---------- INPUT DATA
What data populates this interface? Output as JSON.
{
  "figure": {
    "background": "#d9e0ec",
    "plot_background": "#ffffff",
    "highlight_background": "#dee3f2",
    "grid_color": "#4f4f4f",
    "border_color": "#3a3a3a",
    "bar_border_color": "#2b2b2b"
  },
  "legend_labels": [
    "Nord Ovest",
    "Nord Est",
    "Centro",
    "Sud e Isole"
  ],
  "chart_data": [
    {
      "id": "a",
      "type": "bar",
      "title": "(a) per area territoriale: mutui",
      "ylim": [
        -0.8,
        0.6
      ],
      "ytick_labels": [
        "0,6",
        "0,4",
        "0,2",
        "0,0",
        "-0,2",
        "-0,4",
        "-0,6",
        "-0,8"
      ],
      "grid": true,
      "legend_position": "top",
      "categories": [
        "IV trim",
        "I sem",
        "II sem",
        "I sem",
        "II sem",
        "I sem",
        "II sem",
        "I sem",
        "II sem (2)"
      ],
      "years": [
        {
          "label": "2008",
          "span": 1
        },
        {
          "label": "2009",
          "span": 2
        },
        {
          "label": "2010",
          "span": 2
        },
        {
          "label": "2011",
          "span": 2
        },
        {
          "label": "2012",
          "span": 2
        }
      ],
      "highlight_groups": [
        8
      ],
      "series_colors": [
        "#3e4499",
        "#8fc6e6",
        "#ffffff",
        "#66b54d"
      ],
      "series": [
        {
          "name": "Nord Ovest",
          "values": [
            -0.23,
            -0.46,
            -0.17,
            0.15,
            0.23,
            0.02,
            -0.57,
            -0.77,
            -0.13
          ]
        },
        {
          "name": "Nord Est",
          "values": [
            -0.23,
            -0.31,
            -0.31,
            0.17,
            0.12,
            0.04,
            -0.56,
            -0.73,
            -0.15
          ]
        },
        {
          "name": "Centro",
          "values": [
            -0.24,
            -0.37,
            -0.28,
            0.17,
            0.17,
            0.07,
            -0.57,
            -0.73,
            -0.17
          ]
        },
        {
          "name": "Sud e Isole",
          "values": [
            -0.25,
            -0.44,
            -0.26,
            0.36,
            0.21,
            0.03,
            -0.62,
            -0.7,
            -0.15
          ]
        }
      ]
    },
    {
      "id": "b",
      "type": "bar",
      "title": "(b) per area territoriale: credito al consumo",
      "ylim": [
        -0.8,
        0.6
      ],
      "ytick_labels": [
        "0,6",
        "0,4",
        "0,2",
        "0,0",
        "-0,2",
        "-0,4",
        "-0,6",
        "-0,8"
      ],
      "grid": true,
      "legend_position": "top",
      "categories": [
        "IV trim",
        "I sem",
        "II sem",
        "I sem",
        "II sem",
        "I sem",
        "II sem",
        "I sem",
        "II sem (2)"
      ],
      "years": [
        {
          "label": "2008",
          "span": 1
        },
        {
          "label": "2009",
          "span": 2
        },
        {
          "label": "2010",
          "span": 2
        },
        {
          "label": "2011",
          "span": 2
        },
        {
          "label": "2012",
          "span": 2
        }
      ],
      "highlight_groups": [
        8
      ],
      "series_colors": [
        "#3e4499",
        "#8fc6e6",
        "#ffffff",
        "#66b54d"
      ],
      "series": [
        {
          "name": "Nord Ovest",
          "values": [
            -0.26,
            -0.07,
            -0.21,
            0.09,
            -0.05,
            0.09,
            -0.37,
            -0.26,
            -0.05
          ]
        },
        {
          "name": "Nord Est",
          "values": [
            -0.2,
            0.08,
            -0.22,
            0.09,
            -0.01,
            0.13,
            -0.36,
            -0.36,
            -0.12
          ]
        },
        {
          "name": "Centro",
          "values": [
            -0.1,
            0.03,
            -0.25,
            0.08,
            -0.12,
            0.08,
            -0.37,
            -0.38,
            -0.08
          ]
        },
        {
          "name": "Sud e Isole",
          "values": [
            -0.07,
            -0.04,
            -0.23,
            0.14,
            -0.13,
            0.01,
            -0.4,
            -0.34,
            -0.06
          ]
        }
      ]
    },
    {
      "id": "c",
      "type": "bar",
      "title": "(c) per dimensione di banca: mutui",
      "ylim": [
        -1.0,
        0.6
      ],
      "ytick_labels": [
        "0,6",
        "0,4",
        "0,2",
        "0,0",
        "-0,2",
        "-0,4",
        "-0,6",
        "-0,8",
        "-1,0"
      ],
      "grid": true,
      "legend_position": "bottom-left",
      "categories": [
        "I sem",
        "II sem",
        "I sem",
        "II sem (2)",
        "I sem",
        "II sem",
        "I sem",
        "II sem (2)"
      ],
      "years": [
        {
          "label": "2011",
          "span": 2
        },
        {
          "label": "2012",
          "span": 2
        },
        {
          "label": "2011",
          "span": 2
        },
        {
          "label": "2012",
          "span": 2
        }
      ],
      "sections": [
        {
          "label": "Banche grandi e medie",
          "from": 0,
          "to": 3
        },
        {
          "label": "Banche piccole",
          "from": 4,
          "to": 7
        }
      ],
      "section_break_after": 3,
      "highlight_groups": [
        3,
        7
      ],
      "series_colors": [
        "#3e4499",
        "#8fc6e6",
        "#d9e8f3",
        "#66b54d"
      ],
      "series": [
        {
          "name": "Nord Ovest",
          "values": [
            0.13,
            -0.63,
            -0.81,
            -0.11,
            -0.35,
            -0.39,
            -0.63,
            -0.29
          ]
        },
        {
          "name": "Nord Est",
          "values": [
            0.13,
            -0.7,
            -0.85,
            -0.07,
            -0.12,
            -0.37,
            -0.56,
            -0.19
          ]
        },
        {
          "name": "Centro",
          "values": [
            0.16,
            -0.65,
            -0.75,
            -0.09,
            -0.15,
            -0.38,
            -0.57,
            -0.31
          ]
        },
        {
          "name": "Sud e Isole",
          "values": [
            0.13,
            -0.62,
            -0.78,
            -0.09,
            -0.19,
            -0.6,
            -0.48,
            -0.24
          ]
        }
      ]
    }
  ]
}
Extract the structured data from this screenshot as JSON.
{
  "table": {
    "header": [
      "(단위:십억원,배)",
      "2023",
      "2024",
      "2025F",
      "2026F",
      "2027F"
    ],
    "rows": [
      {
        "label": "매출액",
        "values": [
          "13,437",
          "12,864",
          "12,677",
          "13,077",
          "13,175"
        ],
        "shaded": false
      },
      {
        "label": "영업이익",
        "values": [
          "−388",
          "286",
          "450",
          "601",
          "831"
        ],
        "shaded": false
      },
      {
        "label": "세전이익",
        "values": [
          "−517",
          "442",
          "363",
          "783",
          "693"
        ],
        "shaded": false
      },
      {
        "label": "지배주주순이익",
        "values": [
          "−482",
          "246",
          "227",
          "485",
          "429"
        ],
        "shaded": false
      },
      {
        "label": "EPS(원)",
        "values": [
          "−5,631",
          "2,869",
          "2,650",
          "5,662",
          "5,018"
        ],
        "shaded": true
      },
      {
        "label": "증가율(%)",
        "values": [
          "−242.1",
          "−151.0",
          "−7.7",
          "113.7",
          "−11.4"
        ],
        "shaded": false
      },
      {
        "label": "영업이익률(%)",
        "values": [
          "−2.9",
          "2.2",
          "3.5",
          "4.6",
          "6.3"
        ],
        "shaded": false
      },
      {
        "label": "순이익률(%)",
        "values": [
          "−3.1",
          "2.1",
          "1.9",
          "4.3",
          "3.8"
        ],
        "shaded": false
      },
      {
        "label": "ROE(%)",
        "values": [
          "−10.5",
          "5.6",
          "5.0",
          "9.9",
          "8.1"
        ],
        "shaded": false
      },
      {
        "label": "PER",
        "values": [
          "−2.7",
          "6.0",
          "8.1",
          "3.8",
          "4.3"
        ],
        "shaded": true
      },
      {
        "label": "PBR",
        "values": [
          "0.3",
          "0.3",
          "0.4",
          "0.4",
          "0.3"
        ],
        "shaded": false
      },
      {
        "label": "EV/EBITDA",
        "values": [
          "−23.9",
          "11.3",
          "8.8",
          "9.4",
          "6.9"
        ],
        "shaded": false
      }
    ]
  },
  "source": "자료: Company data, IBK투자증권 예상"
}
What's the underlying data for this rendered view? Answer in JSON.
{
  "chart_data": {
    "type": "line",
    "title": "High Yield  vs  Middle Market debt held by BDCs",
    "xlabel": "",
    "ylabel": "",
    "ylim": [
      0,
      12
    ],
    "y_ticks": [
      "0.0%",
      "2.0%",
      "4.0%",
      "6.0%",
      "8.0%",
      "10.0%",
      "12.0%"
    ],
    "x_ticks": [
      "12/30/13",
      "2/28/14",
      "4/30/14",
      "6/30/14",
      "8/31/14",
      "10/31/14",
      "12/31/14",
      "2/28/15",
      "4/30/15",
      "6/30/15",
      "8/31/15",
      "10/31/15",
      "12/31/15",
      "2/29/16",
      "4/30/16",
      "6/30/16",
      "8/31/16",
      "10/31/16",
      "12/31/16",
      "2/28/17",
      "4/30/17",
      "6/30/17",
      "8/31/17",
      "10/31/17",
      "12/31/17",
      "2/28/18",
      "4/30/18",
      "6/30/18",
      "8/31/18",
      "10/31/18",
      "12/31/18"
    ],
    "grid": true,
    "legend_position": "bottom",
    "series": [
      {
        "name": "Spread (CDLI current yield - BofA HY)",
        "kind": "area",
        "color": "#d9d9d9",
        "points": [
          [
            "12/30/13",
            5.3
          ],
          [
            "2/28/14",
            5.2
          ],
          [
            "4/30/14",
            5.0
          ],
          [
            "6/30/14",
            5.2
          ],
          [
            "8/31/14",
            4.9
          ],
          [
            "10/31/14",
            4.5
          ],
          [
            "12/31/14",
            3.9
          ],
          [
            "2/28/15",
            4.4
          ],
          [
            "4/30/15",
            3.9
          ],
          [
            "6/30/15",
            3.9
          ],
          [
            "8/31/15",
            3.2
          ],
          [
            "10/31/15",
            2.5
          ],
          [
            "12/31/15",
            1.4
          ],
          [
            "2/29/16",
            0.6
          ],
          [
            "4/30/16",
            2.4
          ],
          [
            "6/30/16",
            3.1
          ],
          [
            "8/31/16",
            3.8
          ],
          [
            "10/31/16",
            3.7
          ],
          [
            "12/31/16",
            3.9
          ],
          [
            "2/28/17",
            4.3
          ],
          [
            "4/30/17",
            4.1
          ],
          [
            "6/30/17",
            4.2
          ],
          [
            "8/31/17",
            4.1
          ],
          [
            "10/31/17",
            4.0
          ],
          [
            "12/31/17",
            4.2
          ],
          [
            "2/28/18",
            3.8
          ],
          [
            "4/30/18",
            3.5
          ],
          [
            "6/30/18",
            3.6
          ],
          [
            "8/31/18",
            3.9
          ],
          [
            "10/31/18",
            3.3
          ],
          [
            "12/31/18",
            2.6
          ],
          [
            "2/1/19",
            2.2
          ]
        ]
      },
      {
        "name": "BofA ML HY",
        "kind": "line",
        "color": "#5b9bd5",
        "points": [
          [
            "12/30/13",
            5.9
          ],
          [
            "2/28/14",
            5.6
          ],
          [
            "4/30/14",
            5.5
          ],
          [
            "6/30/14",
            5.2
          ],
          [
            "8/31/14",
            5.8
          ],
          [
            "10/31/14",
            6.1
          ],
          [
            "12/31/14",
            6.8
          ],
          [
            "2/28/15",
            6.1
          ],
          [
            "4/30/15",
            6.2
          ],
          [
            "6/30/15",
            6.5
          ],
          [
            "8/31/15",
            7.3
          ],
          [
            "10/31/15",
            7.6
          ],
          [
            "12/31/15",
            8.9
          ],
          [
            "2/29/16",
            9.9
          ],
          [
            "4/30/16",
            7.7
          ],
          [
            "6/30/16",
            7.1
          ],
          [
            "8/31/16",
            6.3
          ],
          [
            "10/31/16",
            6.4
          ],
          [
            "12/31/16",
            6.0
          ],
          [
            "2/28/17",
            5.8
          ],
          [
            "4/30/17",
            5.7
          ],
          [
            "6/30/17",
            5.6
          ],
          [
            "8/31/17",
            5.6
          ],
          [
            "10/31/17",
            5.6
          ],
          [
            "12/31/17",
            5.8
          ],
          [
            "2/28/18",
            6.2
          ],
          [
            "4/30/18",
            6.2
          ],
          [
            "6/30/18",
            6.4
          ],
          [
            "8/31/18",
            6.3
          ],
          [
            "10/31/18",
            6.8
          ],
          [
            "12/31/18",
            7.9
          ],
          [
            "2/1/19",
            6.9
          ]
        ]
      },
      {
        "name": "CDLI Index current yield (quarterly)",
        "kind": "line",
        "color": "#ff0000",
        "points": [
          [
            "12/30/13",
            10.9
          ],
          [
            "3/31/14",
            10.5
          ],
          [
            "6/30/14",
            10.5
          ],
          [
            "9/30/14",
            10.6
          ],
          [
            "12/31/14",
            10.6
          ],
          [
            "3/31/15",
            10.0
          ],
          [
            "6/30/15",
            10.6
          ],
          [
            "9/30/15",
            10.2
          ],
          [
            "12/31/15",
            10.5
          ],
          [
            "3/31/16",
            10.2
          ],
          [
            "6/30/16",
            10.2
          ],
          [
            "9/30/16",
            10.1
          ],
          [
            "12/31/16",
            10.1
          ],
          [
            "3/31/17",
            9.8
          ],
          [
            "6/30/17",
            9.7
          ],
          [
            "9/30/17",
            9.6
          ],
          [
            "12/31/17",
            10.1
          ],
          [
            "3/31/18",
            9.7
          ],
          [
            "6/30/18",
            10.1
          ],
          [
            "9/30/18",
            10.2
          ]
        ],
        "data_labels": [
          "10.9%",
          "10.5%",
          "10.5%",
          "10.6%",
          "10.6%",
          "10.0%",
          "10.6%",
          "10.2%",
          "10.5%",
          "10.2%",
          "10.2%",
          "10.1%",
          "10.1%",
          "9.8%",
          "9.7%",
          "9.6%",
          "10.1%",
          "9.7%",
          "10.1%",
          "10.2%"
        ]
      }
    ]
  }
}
--------------------
(YOUR GOAL) Extract, from the listing above, every line where the string "JSON" occurs.

(RESPONSE BELOW)
What data populates this interface? Output as JSON.
Extract the structured data from this screenshot as JSON.
What's the underlying data for this rendered view? Answer in JSON.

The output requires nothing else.